*GOAL*.
Keep only the lines that hold the string "JSON", filtering out the rest of the entries below.

*EXERCISE MATERIAL*.
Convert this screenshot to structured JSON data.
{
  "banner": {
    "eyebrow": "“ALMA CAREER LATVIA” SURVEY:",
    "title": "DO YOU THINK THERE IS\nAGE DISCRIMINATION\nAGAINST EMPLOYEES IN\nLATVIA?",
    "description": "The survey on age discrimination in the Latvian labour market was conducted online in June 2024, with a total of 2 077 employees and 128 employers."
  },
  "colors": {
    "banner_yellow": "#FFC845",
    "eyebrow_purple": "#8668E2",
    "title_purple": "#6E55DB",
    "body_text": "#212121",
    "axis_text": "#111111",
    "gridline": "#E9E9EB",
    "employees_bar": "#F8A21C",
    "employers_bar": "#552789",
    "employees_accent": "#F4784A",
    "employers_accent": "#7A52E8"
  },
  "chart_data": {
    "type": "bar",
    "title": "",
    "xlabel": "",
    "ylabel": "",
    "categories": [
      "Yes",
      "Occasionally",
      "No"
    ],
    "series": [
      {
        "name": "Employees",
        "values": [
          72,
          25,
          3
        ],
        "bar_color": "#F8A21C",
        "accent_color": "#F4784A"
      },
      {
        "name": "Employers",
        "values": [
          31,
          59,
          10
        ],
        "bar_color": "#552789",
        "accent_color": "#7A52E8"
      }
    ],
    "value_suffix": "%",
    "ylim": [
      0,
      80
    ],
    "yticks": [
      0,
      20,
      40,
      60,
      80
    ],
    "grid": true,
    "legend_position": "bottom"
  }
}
---
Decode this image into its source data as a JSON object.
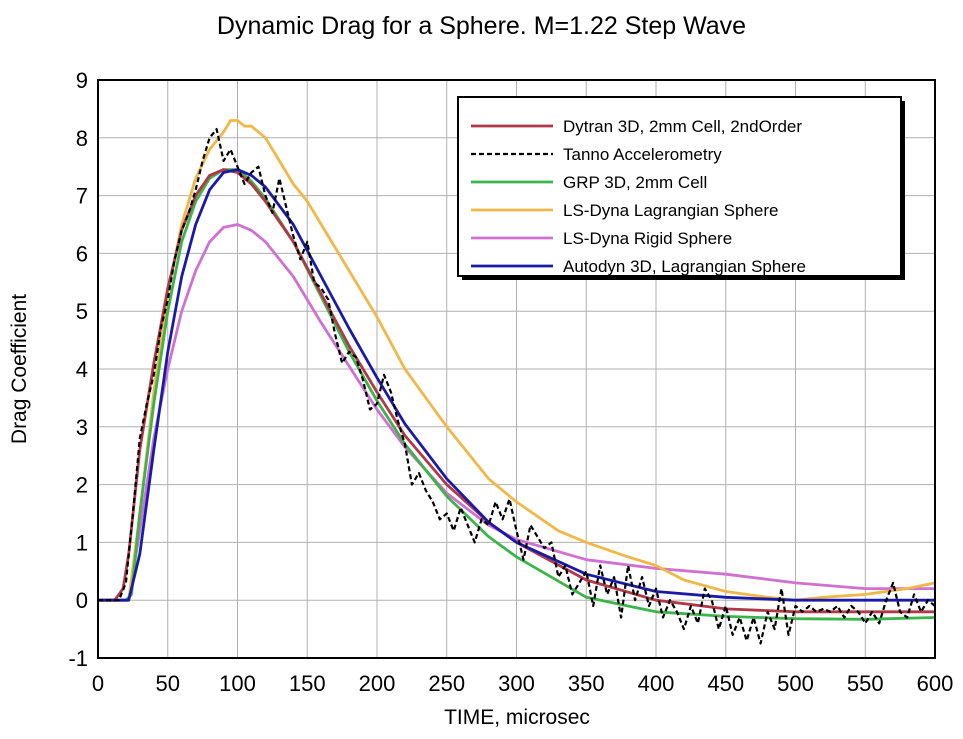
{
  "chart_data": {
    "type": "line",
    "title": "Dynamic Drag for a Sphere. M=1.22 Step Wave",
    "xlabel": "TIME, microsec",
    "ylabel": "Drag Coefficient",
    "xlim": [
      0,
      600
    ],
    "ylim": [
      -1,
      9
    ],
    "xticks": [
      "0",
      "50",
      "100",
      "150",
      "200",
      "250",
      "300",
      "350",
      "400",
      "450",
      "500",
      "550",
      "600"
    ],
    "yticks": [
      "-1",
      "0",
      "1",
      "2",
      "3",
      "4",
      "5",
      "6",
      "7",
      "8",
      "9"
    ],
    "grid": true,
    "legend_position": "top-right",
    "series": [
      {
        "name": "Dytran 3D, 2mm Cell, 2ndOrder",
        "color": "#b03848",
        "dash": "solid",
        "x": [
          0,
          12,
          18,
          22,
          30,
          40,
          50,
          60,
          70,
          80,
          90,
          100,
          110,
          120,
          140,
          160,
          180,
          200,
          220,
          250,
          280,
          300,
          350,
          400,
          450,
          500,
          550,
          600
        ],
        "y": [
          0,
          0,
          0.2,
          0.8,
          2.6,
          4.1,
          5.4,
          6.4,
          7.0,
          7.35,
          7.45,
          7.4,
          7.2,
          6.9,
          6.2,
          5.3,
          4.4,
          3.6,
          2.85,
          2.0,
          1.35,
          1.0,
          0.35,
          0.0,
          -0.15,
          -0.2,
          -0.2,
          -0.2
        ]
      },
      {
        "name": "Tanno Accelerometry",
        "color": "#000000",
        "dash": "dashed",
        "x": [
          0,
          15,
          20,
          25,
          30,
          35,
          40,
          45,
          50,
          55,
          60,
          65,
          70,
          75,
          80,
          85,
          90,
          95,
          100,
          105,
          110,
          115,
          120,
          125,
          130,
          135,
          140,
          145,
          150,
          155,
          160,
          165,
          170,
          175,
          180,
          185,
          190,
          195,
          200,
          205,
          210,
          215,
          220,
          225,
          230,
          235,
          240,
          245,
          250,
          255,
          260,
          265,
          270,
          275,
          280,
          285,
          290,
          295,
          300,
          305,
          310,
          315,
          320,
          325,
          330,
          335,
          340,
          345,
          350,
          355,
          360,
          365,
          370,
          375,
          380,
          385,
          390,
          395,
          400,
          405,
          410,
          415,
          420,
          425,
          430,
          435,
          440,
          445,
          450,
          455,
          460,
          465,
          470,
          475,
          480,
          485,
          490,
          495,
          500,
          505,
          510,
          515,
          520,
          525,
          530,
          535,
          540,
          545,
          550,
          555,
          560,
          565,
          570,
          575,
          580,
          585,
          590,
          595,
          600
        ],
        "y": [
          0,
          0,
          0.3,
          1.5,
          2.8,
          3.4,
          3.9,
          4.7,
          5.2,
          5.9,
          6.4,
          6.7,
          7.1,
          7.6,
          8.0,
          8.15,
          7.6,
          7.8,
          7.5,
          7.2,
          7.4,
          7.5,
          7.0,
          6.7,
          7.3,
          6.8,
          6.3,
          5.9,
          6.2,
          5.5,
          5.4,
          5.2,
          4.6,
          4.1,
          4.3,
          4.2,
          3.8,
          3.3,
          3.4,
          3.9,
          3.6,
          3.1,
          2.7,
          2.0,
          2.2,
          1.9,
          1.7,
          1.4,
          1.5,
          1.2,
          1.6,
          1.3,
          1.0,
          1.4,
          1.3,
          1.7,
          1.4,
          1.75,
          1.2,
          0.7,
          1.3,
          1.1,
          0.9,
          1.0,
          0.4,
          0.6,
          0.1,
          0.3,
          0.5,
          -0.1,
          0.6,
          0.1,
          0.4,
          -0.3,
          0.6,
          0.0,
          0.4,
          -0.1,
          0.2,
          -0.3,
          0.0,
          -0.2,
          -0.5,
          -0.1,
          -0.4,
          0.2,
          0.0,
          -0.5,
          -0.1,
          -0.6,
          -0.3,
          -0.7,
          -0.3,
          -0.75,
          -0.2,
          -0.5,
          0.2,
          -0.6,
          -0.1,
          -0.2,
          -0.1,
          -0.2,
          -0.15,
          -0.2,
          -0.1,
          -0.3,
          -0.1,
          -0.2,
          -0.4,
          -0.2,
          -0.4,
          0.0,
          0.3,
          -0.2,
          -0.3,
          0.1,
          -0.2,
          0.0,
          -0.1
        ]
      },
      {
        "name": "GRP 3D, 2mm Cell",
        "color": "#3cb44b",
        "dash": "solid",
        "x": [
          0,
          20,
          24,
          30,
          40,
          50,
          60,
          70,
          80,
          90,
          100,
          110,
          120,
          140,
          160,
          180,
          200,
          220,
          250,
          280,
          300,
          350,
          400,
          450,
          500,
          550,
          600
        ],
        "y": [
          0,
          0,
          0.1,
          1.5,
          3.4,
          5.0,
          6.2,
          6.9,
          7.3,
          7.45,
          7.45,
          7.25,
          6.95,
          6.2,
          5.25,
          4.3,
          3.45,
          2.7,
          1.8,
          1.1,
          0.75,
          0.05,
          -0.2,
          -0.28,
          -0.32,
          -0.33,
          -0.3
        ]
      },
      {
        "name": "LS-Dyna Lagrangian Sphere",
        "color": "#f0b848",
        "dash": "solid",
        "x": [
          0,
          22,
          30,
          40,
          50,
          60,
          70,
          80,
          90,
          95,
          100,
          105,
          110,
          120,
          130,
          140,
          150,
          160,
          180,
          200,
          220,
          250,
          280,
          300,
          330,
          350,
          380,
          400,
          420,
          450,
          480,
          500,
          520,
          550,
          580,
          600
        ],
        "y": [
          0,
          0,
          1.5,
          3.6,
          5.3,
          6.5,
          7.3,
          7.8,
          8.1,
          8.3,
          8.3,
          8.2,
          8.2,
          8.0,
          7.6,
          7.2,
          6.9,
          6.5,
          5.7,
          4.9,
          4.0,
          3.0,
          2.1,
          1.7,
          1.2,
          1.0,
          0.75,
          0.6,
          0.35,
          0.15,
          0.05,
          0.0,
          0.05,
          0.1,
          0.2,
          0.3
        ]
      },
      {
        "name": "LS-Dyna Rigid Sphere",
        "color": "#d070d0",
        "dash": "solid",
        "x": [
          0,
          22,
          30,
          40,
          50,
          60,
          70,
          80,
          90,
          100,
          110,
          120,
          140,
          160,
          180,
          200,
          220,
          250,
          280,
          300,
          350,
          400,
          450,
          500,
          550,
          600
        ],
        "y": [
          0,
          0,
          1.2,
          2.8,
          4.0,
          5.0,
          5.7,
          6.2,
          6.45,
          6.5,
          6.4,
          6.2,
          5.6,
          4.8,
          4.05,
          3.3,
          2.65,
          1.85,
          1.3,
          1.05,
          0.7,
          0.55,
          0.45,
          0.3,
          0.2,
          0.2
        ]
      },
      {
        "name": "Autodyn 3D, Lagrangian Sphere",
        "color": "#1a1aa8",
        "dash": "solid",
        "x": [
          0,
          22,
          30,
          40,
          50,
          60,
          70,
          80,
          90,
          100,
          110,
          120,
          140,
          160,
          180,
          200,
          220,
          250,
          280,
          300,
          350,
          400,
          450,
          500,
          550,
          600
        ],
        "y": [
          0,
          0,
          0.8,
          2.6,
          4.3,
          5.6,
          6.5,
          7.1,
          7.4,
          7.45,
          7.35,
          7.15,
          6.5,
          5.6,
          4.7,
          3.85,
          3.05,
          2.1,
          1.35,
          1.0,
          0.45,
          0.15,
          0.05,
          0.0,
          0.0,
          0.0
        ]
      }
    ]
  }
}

*ANSWER TO THIS PROBLEM*.
Convert this screenshot to structured JSON data.
Decode this image into its source data as a JSON object.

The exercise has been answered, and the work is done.